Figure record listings
*-*-*

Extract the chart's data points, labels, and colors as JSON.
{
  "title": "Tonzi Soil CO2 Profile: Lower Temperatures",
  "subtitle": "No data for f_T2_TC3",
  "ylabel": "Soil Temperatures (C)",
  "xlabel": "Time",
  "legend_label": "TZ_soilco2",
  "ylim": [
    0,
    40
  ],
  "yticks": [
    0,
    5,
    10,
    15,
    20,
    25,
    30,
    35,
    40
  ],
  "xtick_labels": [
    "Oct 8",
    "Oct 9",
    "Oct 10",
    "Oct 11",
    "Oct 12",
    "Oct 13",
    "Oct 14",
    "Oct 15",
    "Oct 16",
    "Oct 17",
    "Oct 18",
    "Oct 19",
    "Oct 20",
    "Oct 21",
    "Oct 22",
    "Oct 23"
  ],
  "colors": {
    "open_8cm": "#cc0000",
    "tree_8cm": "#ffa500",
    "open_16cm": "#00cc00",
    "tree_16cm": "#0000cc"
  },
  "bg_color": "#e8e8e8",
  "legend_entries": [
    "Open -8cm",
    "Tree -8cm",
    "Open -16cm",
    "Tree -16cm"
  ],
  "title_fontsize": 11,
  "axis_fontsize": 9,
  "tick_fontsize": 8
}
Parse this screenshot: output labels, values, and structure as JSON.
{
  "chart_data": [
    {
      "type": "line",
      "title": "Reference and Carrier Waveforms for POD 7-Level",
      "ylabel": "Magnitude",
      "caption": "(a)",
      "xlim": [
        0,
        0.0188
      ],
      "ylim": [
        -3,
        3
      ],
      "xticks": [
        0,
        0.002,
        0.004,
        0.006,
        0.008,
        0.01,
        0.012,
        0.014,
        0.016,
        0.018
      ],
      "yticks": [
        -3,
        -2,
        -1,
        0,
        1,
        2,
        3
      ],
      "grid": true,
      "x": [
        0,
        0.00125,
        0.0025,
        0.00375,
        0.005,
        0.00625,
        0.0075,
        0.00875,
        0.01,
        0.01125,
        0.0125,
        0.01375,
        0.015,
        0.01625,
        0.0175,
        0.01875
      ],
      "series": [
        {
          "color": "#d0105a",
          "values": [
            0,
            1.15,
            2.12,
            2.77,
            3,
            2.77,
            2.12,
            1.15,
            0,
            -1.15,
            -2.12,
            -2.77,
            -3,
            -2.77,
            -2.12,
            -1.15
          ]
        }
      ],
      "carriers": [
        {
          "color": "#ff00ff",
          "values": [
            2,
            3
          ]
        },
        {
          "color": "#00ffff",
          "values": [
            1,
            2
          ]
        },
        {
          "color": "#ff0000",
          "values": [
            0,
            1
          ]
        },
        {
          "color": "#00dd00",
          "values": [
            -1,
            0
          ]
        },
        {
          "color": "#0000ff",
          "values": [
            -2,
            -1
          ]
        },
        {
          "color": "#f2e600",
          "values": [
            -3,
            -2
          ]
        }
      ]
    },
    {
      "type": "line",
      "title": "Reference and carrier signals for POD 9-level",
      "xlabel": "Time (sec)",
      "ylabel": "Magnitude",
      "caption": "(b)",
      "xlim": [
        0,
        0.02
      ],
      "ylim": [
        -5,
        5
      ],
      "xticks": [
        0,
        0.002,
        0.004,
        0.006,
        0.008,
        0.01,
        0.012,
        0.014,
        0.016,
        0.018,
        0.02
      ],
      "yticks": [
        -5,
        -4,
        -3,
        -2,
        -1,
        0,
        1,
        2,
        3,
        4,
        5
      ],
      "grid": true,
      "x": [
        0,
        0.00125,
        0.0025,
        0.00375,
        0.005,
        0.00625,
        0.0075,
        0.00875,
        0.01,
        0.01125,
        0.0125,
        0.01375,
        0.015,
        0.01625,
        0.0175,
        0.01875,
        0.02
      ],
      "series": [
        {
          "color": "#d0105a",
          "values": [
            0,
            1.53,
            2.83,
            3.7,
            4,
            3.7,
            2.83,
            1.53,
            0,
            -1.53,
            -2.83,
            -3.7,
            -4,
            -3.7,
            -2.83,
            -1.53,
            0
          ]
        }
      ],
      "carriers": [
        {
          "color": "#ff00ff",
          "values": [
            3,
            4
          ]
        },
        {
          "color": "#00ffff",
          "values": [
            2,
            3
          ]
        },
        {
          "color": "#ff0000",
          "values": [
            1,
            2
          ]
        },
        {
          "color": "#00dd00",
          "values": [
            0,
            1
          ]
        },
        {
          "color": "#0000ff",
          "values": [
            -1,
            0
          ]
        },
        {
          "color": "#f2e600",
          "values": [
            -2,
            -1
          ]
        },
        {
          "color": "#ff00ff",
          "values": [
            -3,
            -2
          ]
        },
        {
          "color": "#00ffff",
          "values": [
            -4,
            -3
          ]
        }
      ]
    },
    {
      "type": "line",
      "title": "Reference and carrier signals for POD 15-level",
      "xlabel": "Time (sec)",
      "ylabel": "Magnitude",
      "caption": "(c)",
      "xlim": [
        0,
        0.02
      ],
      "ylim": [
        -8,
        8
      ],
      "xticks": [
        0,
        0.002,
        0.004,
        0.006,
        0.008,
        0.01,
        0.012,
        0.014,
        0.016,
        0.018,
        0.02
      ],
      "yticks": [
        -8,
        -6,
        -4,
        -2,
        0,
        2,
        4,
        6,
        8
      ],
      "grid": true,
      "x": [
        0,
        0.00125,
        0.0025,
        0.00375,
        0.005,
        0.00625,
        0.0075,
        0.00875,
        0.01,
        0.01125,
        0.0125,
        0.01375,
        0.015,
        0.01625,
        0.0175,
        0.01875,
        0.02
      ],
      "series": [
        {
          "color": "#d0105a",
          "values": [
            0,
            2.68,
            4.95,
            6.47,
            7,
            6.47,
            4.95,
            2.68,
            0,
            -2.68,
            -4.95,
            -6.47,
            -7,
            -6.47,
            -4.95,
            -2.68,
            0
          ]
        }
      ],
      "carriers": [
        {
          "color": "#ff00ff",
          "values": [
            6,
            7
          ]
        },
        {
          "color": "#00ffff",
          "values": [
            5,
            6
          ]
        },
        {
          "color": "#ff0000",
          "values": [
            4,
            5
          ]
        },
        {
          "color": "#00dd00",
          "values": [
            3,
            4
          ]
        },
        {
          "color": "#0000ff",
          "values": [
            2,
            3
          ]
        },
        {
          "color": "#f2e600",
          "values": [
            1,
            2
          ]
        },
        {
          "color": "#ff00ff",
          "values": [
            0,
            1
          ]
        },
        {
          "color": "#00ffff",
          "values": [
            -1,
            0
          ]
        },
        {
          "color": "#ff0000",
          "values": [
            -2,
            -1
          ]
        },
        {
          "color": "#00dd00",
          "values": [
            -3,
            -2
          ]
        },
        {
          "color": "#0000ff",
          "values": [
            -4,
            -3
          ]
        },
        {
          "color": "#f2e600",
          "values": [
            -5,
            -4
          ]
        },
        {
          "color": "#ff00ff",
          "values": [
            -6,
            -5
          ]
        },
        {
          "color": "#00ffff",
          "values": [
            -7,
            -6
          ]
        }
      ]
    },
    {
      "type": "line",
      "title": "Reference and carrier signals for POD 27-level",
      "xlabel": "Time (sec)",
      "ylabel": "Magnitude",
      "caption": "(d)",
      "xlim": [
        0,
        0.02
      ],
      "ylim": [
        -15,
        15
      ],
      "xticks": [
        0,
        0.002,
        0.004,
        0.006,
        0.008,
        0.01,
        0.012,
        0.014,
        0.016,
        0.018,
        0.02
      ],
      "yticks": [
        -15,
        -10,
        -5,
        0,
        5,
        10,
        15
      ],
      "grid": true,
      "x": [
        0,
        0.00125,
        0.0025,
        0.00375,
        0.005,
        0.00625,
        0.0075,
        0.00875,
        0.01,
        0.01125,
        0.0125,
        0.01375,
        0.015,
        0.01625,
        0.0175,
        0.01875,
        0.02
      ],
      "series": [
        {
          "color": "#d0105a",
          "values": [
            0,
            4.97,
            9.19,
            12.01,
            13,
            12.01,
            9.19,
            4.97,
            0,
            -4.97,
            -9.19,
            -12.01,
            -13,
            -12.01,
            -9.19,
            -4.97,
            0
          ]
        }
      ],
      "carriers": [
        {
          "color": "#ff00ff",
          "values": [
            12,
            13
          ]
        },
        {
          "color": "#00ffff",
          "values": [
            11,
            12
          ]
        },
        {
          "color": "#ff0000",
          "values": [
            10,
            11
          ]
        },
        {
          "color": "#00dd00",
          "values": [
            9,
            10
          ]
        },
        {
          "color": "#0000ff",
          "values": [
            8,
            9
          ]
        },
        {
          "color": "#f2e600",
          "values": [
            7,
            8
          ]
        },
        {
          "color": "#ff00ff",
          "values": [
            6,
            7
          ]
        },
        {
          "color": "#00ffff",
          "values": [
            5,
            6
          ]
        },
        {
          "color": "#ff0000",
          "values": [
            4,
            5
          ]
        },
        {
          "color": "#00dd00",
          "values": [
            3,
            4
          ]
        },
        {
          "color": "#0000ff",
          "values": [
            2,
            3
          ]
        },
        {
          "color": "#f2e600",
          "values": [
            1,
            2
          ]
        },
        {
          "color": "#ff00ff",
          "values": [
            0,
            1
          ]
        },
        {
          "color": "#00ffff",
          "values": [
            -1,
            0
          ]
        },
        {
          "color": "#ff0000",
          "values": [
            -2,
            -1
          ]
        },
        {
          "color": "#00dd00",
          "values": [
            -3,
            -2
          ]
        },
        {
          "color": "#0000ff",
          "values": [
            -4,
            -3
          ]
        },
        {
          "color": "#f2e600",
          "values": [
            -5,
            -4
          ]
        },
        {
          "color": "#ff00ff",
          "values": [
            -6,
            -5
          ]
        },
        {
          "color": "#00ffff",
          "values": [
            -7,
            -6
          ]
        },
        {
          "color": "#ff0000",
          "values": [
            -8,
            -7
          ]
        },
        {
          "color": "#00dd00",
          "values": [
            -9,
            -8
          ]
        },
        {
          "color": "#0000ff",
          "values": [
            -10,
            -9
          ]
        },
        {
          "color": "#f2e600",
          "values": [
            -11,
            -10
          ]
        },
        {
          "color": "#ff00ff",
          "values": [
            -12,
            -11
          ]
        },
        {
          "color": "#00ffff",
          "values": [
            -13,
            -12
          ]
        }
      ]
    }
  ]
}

*-*-*

Across the material above, count every line holding "colors" and write down only the number.

2